Please quote every line word for word.
##### Dataset records #####
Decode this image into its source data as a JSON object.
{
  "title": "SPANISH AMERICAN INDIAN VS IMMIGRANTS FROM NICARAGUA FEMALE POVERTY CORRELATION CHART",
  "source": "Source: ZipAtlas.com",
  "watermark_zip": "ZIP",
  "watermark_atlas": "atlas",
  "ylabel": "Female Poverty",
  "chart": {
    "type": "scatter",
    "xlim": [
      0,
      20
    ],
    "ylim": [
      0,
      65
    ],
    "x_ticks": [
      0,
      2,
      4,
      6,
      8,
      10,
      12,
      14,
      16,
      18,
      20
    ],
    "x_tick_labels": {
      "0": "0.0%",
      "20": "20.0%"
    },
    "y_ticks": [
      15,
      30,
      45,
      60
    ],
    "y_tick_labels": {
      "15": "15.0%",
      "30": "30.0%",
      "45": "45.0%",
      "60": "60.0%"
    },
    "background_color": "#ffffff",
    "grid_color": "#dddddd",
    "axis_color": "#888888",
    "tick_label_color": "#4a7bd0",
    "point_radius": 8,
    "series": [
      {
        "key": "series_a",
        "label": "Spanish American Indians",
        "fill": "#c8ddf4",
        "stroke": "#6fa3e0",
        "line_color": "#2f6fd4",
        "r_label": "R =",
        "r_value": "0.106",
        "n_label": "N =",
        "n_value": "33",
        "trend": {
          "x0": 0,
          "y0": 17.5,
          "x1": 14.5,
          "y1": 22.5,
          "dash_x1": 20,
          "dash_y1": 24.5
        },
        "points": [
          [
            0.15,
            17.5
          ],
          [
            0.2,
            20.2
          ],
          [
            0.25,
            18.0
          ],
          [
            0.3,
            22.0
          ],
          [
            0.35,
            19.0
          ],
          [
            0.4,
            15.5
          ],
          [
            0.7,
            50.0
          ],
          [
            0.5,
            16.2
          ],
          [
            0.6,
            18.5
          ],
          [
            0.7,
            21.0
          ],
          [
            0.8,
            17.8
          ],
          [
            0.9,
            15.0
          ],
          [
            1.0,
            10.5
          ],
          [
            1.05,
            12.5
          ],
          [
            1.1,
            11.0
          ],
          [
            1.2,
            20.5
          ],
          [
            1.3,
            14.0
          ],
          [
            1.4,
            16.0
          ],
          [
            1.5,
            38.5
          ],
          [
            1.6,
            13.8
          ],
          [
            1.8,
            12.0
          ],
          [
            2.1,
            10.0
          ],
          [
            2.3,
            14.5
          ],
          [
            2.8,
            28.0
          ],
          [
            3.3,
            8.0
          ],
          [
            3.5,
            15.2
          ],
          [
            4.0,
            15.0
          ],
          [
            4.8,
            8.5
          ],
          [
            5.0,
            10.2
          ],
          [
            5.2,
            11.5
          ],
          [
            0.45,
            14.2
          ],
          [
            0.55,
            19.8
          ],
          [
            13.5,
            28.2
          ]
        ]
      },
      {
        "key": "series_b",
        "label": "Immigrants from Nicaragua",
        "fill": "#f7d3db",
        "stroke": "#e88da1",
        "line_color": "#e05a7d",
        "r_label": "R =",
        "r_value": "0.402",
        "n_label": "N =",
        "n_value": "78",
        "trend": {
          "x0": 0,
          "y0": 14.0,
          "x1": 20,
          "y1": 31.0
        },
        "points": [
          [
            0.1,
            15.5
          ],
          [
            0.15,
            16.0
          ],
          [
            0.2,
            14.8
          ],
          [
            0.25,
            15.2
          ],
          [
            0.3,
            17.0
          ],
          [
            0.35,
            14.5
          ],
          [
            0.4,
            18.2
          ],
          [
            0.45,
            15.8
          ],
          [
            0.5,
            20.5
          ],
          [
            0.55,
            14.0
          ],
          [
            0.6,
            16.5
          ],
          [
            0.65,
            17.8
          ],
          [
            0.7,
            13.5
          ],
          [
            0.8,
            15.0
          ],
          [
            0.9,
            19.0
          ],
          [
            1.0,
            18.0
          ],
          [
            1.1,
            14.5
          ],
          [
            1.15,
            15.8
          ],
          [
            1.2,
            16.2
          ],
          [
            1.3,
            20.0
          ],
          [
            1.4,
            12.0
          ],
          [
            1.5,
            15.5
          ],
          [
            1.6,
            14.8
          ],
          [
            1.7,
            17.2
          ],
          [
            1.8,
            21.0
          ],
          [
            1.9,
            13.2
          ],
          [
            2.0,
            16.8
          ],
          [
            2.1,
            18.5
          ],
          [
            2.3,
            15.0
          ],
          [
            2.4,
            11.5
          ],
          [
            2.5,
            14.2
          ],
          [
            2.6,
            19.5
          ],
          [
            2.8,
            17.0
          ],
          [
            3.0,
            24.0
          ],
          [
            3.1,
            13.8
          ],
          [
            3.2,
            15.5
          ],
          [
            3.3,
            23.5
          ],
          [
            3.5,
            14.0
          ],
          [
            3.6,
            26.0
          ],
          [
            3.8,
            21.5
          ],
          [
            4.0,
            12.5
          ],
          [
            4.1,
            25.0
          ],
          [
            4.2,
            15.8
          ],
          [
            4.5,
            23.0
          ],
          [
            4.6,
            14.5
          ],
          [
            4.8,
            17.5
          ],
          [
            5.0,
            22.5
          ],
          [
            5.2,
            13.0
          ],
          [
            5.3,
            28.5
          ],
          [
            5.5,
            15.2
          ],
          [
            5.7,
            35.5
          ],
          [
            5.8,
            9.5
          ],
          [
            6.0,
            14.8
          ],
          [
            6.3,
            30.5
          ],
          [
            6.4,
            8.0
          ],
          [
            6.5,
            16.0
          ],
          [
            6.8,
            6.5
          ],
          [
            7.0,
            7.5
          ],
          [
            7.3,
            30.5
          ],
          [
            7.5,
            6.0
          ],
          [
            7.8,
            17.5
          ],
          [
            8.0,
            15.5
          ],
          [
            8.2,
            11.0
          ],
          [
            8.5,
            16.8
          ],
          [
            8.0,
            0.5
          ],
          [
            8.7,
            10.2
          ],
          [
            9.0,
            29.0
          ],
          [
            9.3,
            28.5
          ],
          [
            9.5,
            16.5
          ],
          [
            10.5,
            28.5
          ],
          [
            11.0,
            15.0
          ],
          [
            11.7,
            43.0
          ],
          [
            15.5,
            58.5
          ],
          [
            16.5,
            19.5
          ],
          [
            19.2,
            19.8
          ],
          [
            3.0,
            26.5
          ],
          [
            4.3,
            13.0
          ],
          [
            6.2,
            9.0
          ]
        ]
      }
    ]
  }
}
#####
*Correct output*
Decode this image into its source data as a JSON object.
{
  "title": "SPANISH AMERICAN INDIAN VS IMMIGRANTS FROM NICARAGUA FEMALE POVERTY CORRELATION CHART",
  "source": "Source: ZipAtlas.com",
  "watermark_zip": "ZIP",
  "watermark_atlas": "atlas",
  "ylabel": "Female Poverty",
  "chart": {
    "type": "scatter",
    "xlim": [
      0,
      20
    ],
    "ylim": [
      0,
      65
    ],
    "x_ticks": [
      0,
      2,
      4,
      6,
      8,
      10,
      12,
      14,
      16,
      18,
      20
    ],
    "x_tick_labels": {
      "0": "0.0%",
      "20": "20.0%"
    },
    "y_ticks": [
      15,
      30,
      45,
      60
    ],
    "y_tick_labels": {
      "15": "15.0%",
      "30": "30.0%",
      "45": "45.0%",
      "60": "60.0%"
    },
    "background_color": "#ffffff",
    "grid_color": "#dddddd",
    "axis_color": "#888888",
    "tick_label_color": "#4a7bd0",
    "point_radius": 8,
    "series": [
      {
        "key": "series_a",
        "label": "Spanish American Indians",
        "fill": "#c8ddf4",
        "stroke": "#6fa3e0",
        "line_color": "#2f6fd4",
        "r_label": "R =",
        "r_value": "0.106",
        "n_label": "N =",
        "n_value": "33",
        "trend": {
          "x0": 0,
          "y0": 17.5,
          "x1": 14.5,
          "y1": 22.5,
          "dash_x1": 20,
          "dash_y1": 24.5
        },
        "points": [
          [
            0.15,
            17.5
          ],
          [
            0.2,
            20.2
          ],
          [
            0.25,
            18.0
          ],
          [
            0.3,
            22.0
          ],
          [
            0.35,
            19.0
          ],
          [
            0.4,
            15.5
          ],
          [
            0.7,
            50.0
          ],
          [
            0.5,
            16.2
          ],
          [
            0.6,
            18.5
          ],
          [
            0.7,
            21.0
          ],
          [
            0.8,
            17.8
          ],
          [
            0.9,
            15.0
          ],
          [
            1.0,
            10.5
          ],
          [
            1.05,
            12.5
          ],
          [
            1.1,
            11.0
          ],
          [
            1.2,
            20.5
          ],
          [
            1.3,
            14.0
          ],
          [
            1.4,
            16.0
          ],
          [
            1.5,
            38.5
          ],
          [
            1.6,
            13.8
          ],
          [
            1.8,
            12.0
          ],
          [
            2.1,
            10.0
          ],
          [
            2.3,
            14.5
          ],
          [
            2.8,
            28.0
          ],
          [
            3.3,
            8.0
          ],
          [
            3.5,
            15.2
          ],
          [
            4.0,
            15.0
          ],
          [
            4.8,
            8.5
          ],
          [
            5.0,
            10.2
          ],
          [
            5.2,
            11.5
          ],
          [
            0.45,
            14.2
          ],
          [
            0.55,
            19.8
          ],
          [
            13.5,
            28.2
          ]
        ]
      },
      {
        "key": "series_b",
        "label": "Immigrants from Nicaragua",
        "fill": "#f7d3db",
        "stroke": "#e88da1",
        "line_color": "#e05a7d",
        "r_label": "R =",
        "r_value": "0.402",
        "n_label": "N =",
        "n_value": "78",
        "trend": {
          "x0": 0,
          "y0": 14.0,
          "x1": 20,
          "y1": 31.0
        },
        "points": [
          [
            0.1,
            15.5
          ],
          [
            0.15,
            16.0
          ],
          [
            0.2,
            14.8
          ],
          [
            0.25,
            15.2
          ],
          [
            0.3,
            17.0
          ],
          [
            0.35,
            14.5
          ],
          [
            0.4,
            18.2
          ],
          [
            0.45,
            15.8
          ],
          [
            0.5,
            20.5
          ],
          [
            0.55,
            14.0
          ],
          [
            0.6,
            16.5
          ],
          [
            0.65,
            17.8
          ],
          [
            0.7,
            13.5
          ],
          [
            0.8,
            15.0
          ],
          [
            0.9,
            19.0
          ],
          [
            1.0,
            18.0
          ],
          [
            1.1,
            14.5
          ],
          [
            1.15,
            15.8
          ],
          [
            1.2,
            16.2
          ],
          [
            1.3,
            20.0
          ],
          [
            1.4,
            12.0
          ],
          [
            1.5,
            15.5
          ],
          [
            1.6,
            14.8
          ],
          [
            1.7,
            17.2
          ],
          [
            1.8,
            21.0
          ],
          [
            1.9,
            13.2
          ],
          [
            2.0,
            16.8
          ],
          [
            2.1,
            18.5
          ],
          [
            2.3,
            15.0
          ],
          [
            2.4,
            11.5
          ],
          [
            2.5,
            14.2
          ],
          [
            2.6,
            19.5
          ],
          [
            2.8,
            17.0
          ],
          [
            3.0,
            24.0
          ],
          [
            3.1,
            13.8
          ],
          [
            3.2,
            15.5
          ],
          [
            3.3,
            23.5
          ],
          [
            3.5,
            14.0
          ],
          [
            3.6,
            26.0
          ],
          [
            3.8,
            21.5
          ],
          [
            4.0,
            12.5
          ],
          [
            4.1,
            25.0
          ],
          [
            4.2,
            15.8
          ],
          [
            4.5,
            23.0
          ],
          [
            4.6,
            14.5
          ],
          [
            4.8,
            17.5
          ],
          [
            5.0,
            22.5
          ],
          [
            5.2,
            13.0
          ],
          [
            5.3,
            28.5
          ],
          [
            5.5,
            15.2
          ],
          [
            5.7,
            35.5
          ],
          [
            5.8,
            9.5
          ],
          [
            6.0,
            14.8
          ],
          [
            6.3,
            30.5
          ],
          [
            6.4,
            8.0
          ],
          [
            6.5,
            16.0
          ],
          [
            6.8,
            6.5
          ],
          [
            7.0,
            7.5
          ],
          [
            7.3,
            30.5
          ],
          [
            7.5,
            6.0
          ],
          [
            7.8,
            17.5
          ],
          [
            8.0,
            15.5
          ],
          [
            8.2,
            11.0
          ],
          [
            8.5,
            16.8
          ],
          [
            8.0,
            0.5
          ],
          [
            8.7,
            10.2
          ],
          [
            9.0,
            29.0
          ],
          [
            9.3,
            28.5
          ],
          [
            9.5,
            16.5
          ],
          [
            10.5,
            28.5
          ],
          [
            11.0,
            15.0
          ],
          [
            11.7,
            43.0
          ],
          [
            15.5,
            58.5
          ],
          [
            16.5,
            19.5
          ],
          [
            19.2,
            19.8
          ],
          [
            3.0,
            26.5
          ],
          [
            4.3,
            13.0
          ],
          [
            6.2,
            9.0
          ]
        ]
      }
    ]
  }
}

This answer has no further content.